■ **Written exercise**
Give the data below again exactly as it stands. Omit the pictures.

[start Input rows]

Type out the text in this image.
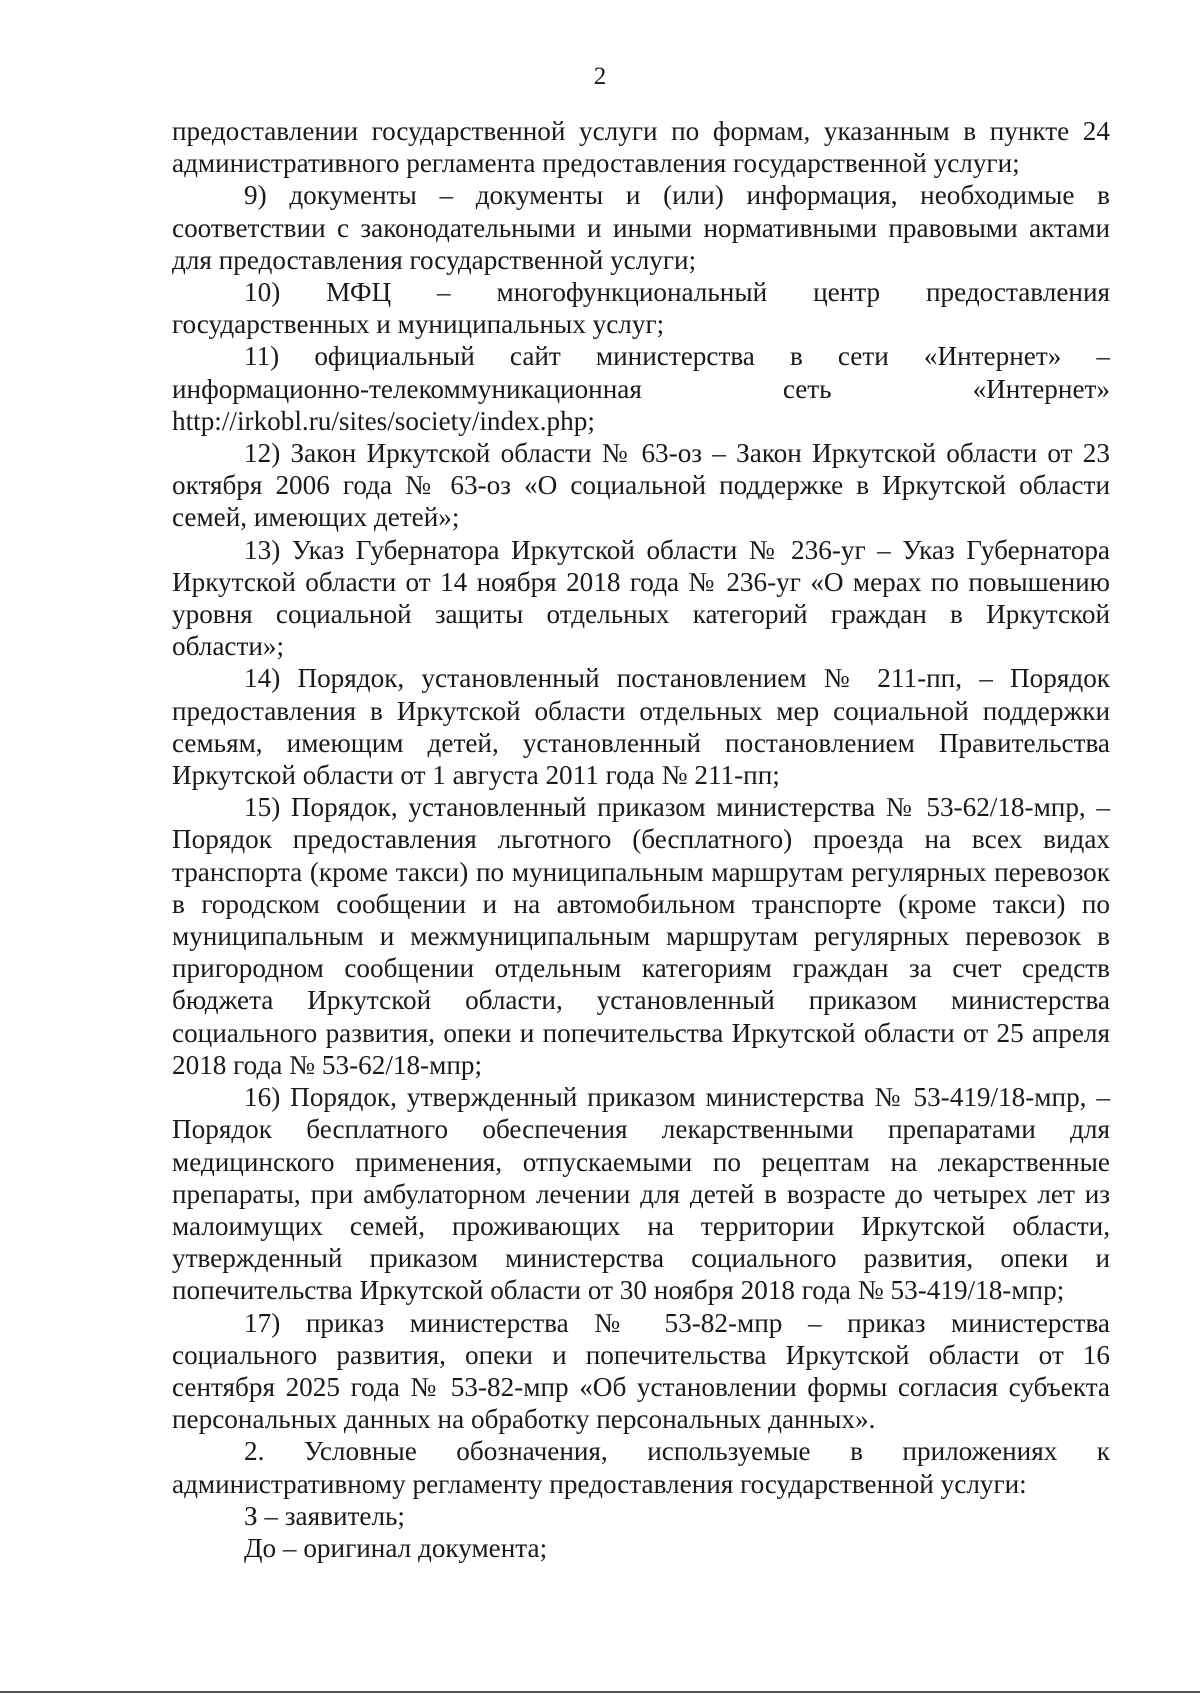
2

предоставлении государственной услуги по формам, указанным в пункте 24 административного регламента предоставления государственной услуги;

9) документы – документы и (или) информация, необходимые в соответствии с законодательными и иными нормативными правовыми актами для предоставления государственной услуги;

10) МФЦ – многофункциональный центр предоставления государственных и муниципальных услуг;

11) официальный сайт министерства в сети «Интернет» – информационно-телекоммуникационная сеть «Интернет» http://irkobl.ru/sites/society/index.php;

12) Закон Иркутской области № 63-оз – Закон Иркутской области от 23 октября 2006 года № 63-оз «О социальной поддержке в Иркутской области семей, имеющих детей»;

13) Указ Губернатора Иркутской области № 236-уг – Указ Губернатора Иркутской области от 14 ноября 2018 года № 236-уг «О мерах по повышению уровня социальной защиты отдельных категорий граждан в Иркутской области»;

14) Порядок, установленный постановлением № 211-пп, – Порядок предоставления в Иркутской области отдельных мер социальной поддержки семьям, имеющим детей, установленный постановлением Правительства Иркутской области от 1 августа 2011 года № 211-пп;

15) Порядок, установленный приказом министерства № 53-62/18-мпр, – Порядок предоставления льготного (бесплатного) проезда на всех видах транспорта (кроме такси) по муниципальным маршрутам регулярных перевозок в городском сообщении и на автомобильном транспорте (кроме такси) по муниципальным и межмуниципальным маршрутам регулярных перевозок в пригородном сообщении отдельным категориям граждан за счет средств бюджета Иркутской области, установленный приказом министерства социального развития, опеки и попечительства Иркутской области от 25 апреля 2018 года № 53-62/18-мпр;

16) Порядок, утвержденный приказом министерства № 53-419/18-мпр, – Порядок бесплатного обеспечения лекарственными препаратами для медицинского применения, отпускаемыми по рецептам на лекарственные препараты, при амбулаторном лечении для детей в возрасте до четырех лет из малоимущих семей, проживающих на территории Иркутской области, утвержденный приказом министерства социального развития, опеки и попечительства Иркутской области от 30 ноября 2018 года № 53-419/18-мпр;

17) приказ министерства № 53-82-мпр – приказ министерства социального развития, опеки и попечительства Иркутской области от 16 сентября 2025 года № 53-82-мпр «Об установлении формы согласия субъекта персональных данных на обработку персональных данных».

2. Условные обозначения, используемые в приложениях к административному регламенту предоставления государственной услуги:

З – заявитель;

До – оригинал документа;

[end Input rows]

■ **Finished answer**
Type out the text in this image.
2

предоставлении государственной услуги по формам, указанным в пункте 24 административного регламента предоставления государственной услуги;

9) документы – документы и (или) информация, необходимые в соответствии с законодательными и иными нормативными правовыми актами для предоставления государственной услуги;

10) МФЦ – многофункциональный центр предоставления государственных и муниципальных услуг;

11) официальный сайт министерства в сети «Интернет» – информационно-телекоммуникационная сеть «Интернет» http://irkobl.ru/sites/society/index.php;

12) Закон Иркутской области № 63-оз – Закон Иркутской области от 23 октября 2006 года № 63-оз «О социальной поддержке в Иркутской области семей, имеющих детей»;

13) Указ Губернатора Иркутской области № 236-уг – Указ Губернатора Иркутской области от 14 ноября 2018 года № 236-уг «О мерах по повышению уровня социальной защиты отдельных категорий граждан в Иркутской области»;

14) Порядок, установленный постановлением № 211-пп, – Порядок предоставления в Иркутской области отдельных мер социальной поддержки семьям, имеющим детей, установленный постановлением Правительства Иркутской области от 1 августа 2011 года № 211-пп;

15) Порядок, установленный приказом министерства № 53-62/18-мпр, – Порядок предоставления льготного (бесплатного) проезда на всех видах транспорта (кроме такси) по муниципальным маршрутам регулярных перевозок в городском сообщении и на автомобильном транспорте (кроме такси) по муниципальным и межмуниципальным маршрутам регулярных перевозок в пригородном сообщении отдельным категориям граждан за счет средств бюджета Иркутской области, установленный приказом министерства социального развития, опеки и попечительства Иркутской области от 25 апреля 2018 года № 53-62/18-мпр;

16) Порядок, утвержденный приказом министерства № 53-419/18-мпр, – Порядок бесплатного обеспечения лекарственными препаратами для медицинского применения, отпускаемыми по рецептам на лекарственные препараты, при амбулаторном лечении для детей в возрасте до четырех лет из малоимущих семей, проживающих на территории Иркутской области, утвержденный приказом министерства социального развития, опеки и попечительства Иркутской области от 30 ноября 2018 года № 53-419/18-мпр;

17) приказ министерства № 53-82-мпр – приказ министерства социального развития, опеки и попечительства Иркутской области от 16 сентября 2025 года № 53-82-мпр «Об установлении формы согласия субъекта персональных данных на обработку персональных данных».

2. Условные обозначения, используемые в приложениях к административному регламенту предоставления государственной услуги:

З – заявитель;

До – оригинал документа;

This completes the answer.